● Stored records
--------------------------------
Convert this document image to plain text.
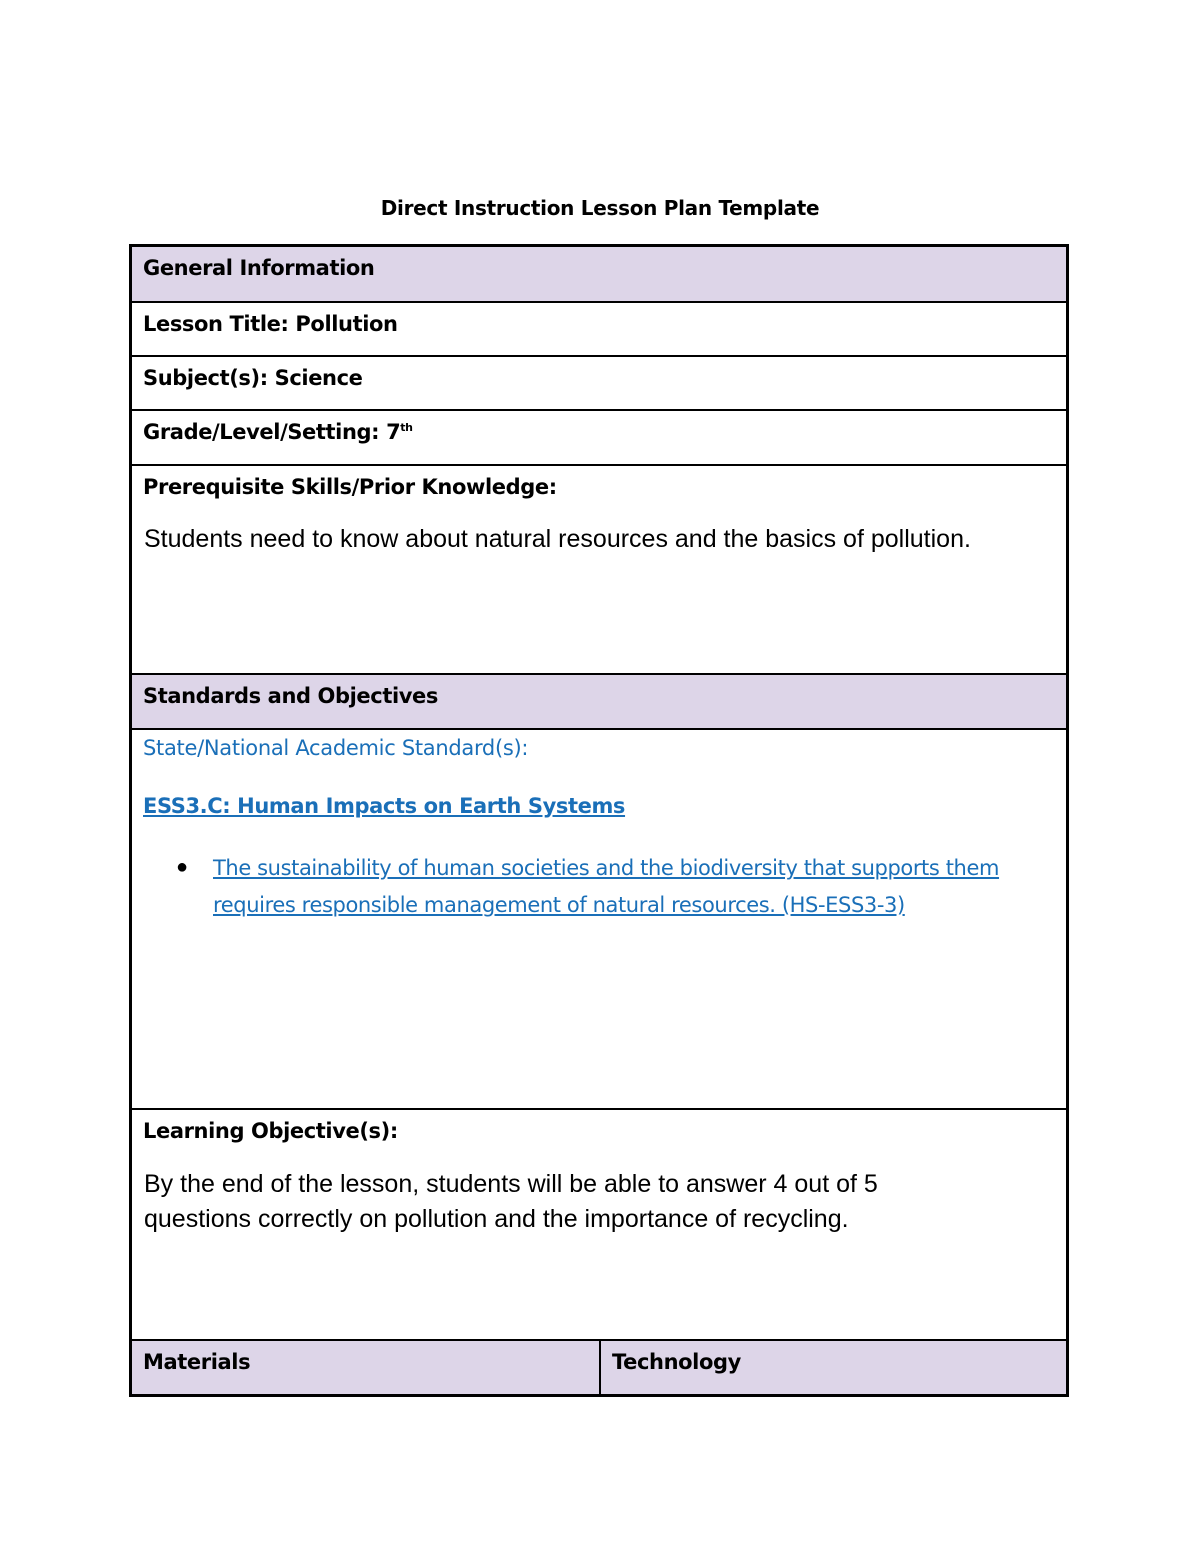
Direct Instruction Lesson Plan Template
General Information
Lesson Title: Pollution
Subject(s): Science
Grade/Level/Setting: 7th
Prerequisite Skills/Prior Knowledge:
Students need to know about natural resources and the basics of pollution.
Standards and Objectives
State/National Academic Standard(s):
ESS3.C: Human Impacts on Earth Systems
● The sustainability of human societies and the biodiversity that supports them requires responsible management of natural resources. (HS-ESS3-3)
Learning Objective(s):
By the end of the lesson, students will be able to answer 4 out of 5
questions correctly on pollution and the importance of recycling.
Materials	Technology
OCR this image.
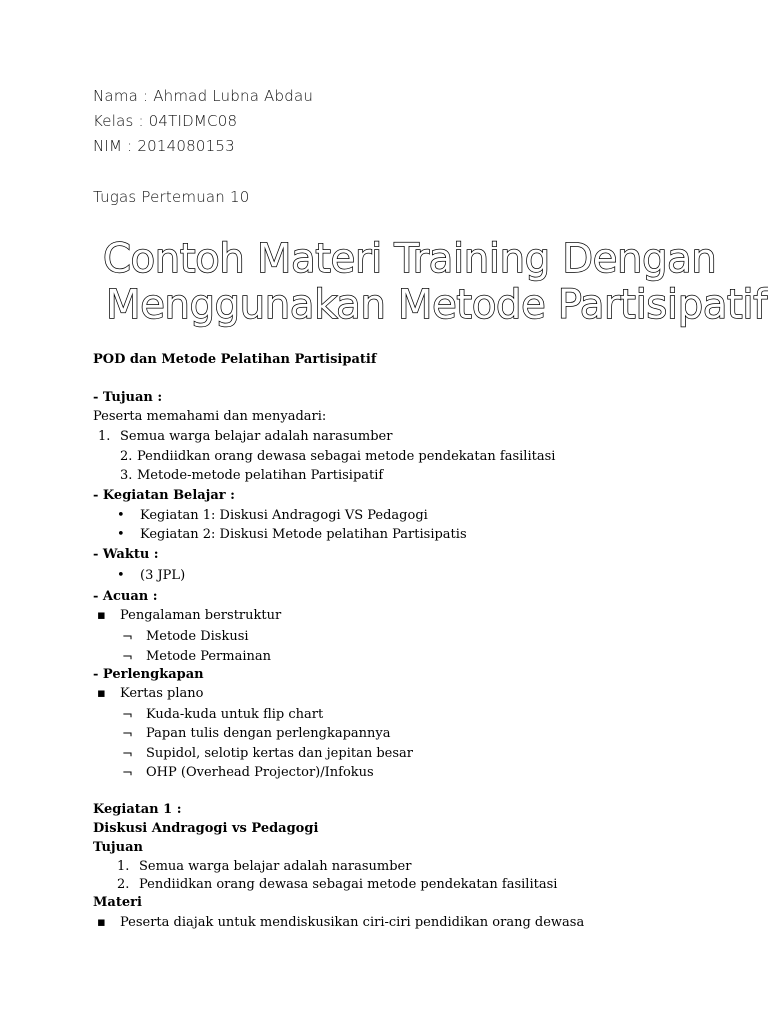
Nama : Ahmad Lubna Abdau
Kelas : 04TIDMC08
NIM : 2014080153
Tugas Pertemuan 10
Contoh Materi Training Dengan
Menggunakan Metode Partisipatif
POD dan Metode Pelatihan Partisipatif
- Tujuan :
Peserta memahami dan menyadari:
1. Semua warga belajar adalah narasumber
2. Pendiidkan orang dewasa sebagai metode pendekatan fasilitasi
3. Metode-metode pelatihan Partisipatif
- Kegiatan Belajar :
• Kegiatan 1: Diskusi Andragogi VS Pedagogi
• Kegiatan 2: Diskusi Metode pelatihan Partisipatis
- Waktu :
• (3 JPL)
- Acuan :
▪ Pengalaman berstruktur
¬ Metode Diskusi
¬ Metode Permainan
- Perlengkapan
▪ Kertas plano
¬ Kuda-kuda untuk flip chart
¬ Papan tulis dengan perlengkapannya
¬ Supidol, selotip kertas dan jepitan besar
¬ OHP (Overhead Projector)/Infokus
Kegiatan 1 :
Diskusi Andragogi vs Pedagogi
Tujuan
1. Semua warga belajar adalah narasumber
2. Pendiidkan orang dewasa sebagai metode pendekatan fasilitasi
Materi
▪ Peserta diajak untuk mendiskusikan ciri-ciri pendidikan orang dewasa
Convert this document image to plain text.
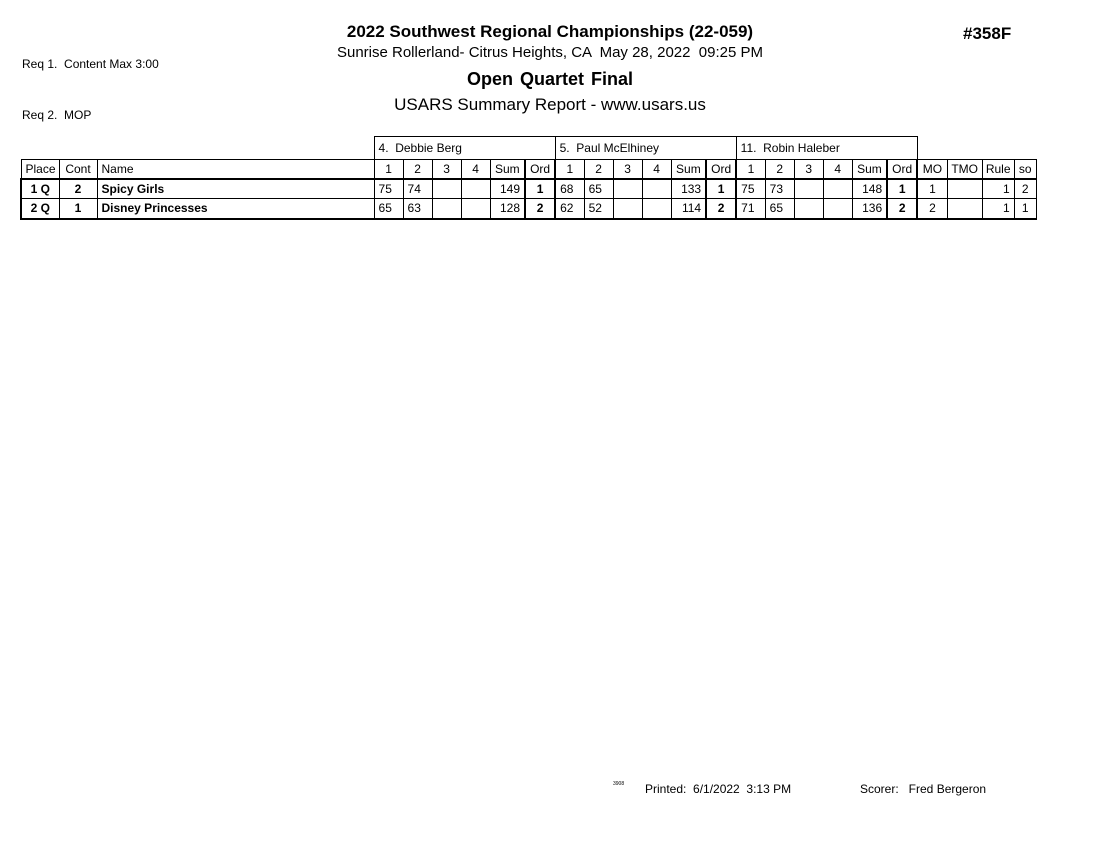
Req 1.  Content Max 3:00

Req 2.  MOP

2022 Southwest Regional Championships (22-059)
Sunrise Rollerland- Citrus Heights, CA  May 28, 2022  09:25 PM
Open Quartet Final
USARS Summary Report - www.usars.us
#358F
			4.  Debbie Berg						5.  Paul McElhiney						11.  Robin Haleber									
Place	Cont	Name	1	2	3	4	Sum	Ord	1	2	3	4	Sum	Ord	1	2	3	4	Sum	Ord	MO	TMO	Rule	so
1 Q	2	Spicy Girls	75	74			149	1	68	65			133	1	75	73			148	1	1		1	2
2 Q	1	Disney Princesses	65	63			128	2	62	52			114	2	71	65			136	2	2		1	1
3908 Printed:  6/1/2022  3:13 PM	Scorer:   Fred Bergeron
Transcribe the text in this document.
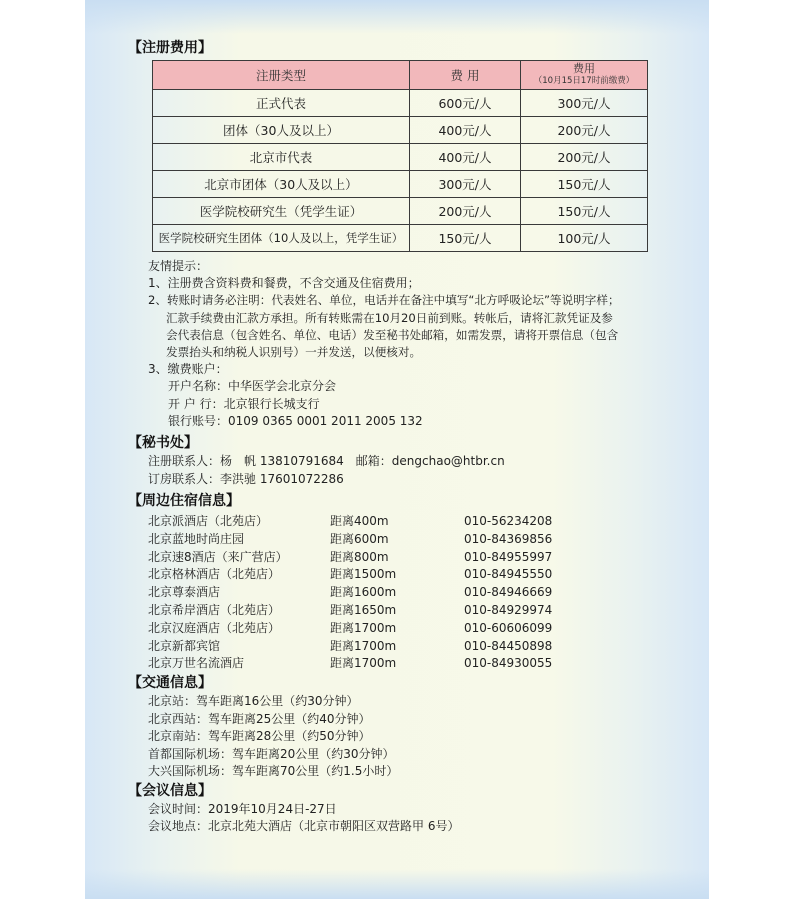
【注册费用】
注册类型	费 用	费用
（10月15日17时前缴费）

正式代表	600元/人	300元/人
团体（30人及以上）	400元/人	200元/人
北京市代表	400元/人	200元/人
北京市团体（30人及以上）	300元/人	150元/人
医学院校研究生（凭学生证）	200元/人	150元/人
医学院校研究生团体（10人及以上，凭学生证）	150元/人	100元/人
友情提示：
1、注册费含资料费和餐费，不含交通及住宿费用；
2、转账时请务必注明：代表姓名、单位，电话并在备注中填写“北方呼吸论坛”等说明字样；
汇款手续费由汇款方承担。所有转账需在10月20日前到账。转帐后，请将汇款凭证及参
会代表信息（包含姓名、单位、电话）发至秘书处邮箱，如需发票，请将开票信息（包含
发票抬头和纳税人识别号）一并发送，以便核对。
3、缴费账户：
开户名称：中华医学会北京分会
开 户 行：北京银行长城支行
银行账号：0109 0365 0001 2011 2005 132
【秘书处】
注册联系人：杨　帆 13810791684　邮箱：dengchao@htbr.cn
订房联系人：李洪驰 17601072286
【周边住宿信息】
北京派酒店（北苑店）	距离400m	010-56234208
北京蓝地时尚庄园	距离600m	010-84369856
北京速8酒店（来广营店）	距离800m	010-84955997
北京格林酒店（北苑店）	距离1500m	010-84945550
北京尊泰酒店	距离1600m	010-84946669
北京希岸酒店（北苑店）	距离1650m	010-84929974
北京汉庭酒店（北苑店）	距离1700m	010-60606099
北京新都宾馆	距离1700m	010-84450898
北京万世名流酒店	距离1700m	010-84930055
【交通信息】
北京站：驾车距离16公里（约30分钟）
北京西站：驾车距离25公里（约40分钟）
北京南站：驾车距离28公里（约50分钟）
首都国际机场：驾车距离20公里（约30分钟）
大兴国际机场：驾车距离70公里（约1.5小时）
【会议信息】
会议时间：2019年10月24日-27日
会议地点：北京北苑大酒店（北京市朝阳区双营路甲 6号）
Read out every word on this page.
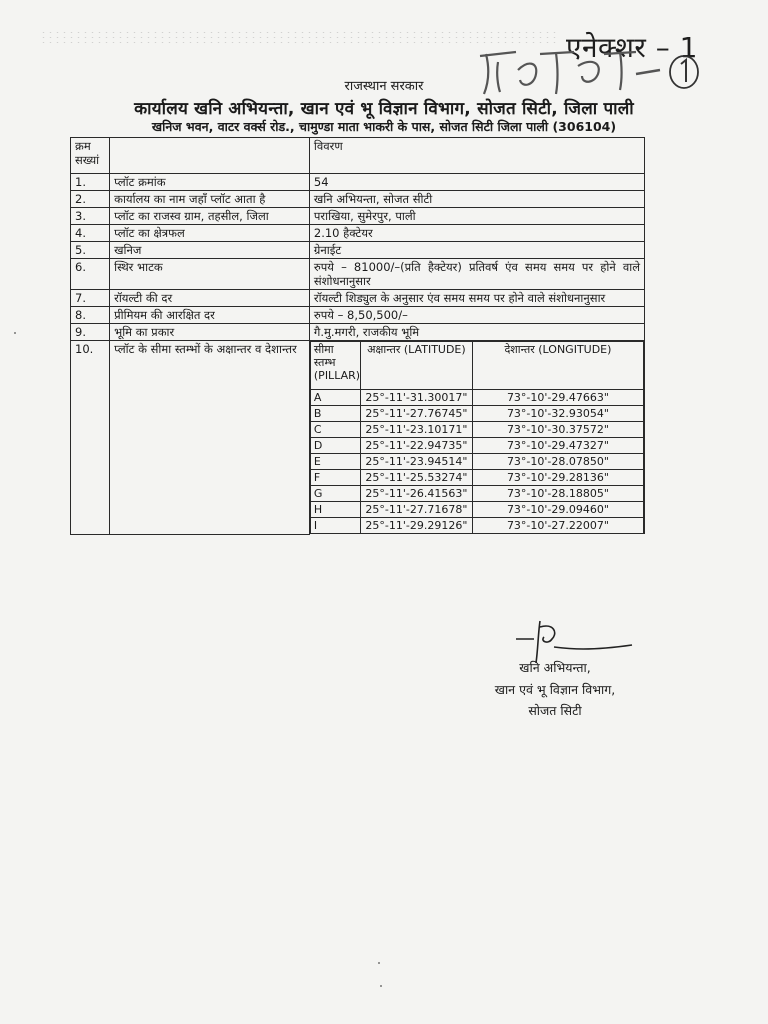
एनेक्शर – 1
राजस्थान सरकार
कार्यालय खनि अभियन्ता, खान एवं भू विज्ञान विभाग, सोजत सिटी, जिला पाली
खनिज भवन, वाटर वर्क्स रोड., चामुण्डा माता भाकरी के पास, सोजत सिटी जिला पाली (306104)
क्रम सख्यां		विवरण
1.	प्लॉट क्रमांक	54
2.	कार्यालय का नाम जहाँ प्लॉट आता है	खनि अभियन्ता, सोजत सीटी
3.	प्लॉट का राजस्व ग्राम, तहसील, जिला	पराखिया, सुमेरपुर, पाली
4.	प्लॉट का क्षेत्रफल	2.10 हैक्टेयर
5.	खनिज	ग्रेनाईट
6.	स्थिर भाटक	रुपये – 81000/–(प्रति हैक्टेयर) प्रतिवर्ष एंव समय समय पर होने वाले संशोधनानुसार
7.	रॉयल्टी की दर	रॉयल्टी शिड्युल के अनुसार एंव समय समय पर होने वाले संशोधनानुसार
8.	प्रीमियम की आरक्षित दर	रुपये – 8,50,500/–
9.	भूमि का प्रकार	गै.मु.मगरी, राजकीय भूमि
10.	प्लॉट के सीमा स्तम्भों के अक्षान्तर व देशान्तर	सीमा स्तम्भ (PILLAR)	अक्षान्तर (LATITUDE)	देशान्तर (LONGITUDE)
A	25°-11'-31.30017"	73°-10'-29.47663"
B	25°-11'-27.76745"	73°-10'-32.93054"
C	25°-11'-23.10171"	73°-10'-30.37572"
D	25°-11'-22.94735"	73°-10'-29.47327"
E	25°-11'-23.94514"	73°-10'-28.07850"
F	25°-11'-25.53274"	73°-10'-29.28136"
G	25°-11'-26.41563"	73°-10'-28.18805"
H	25°-11'-27.71678"	73°-10'-29.09460"
I	25°-11'-29.29126"	73°-10'-27.22007"
खनि अभियन्ता,
खान एवं भू विज्ञान विभाग,
सोजत सिटी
--------------------------------
● EXERCISE DESCRIPTION
Using the material above, gather every line that includes "Peserta".

● EXERCISE SOLUTION
Peserta memahami dan menyadari:
▪ Peserta diajak untuk mendiskusikan ciri-ciri pendidikan orang dewasa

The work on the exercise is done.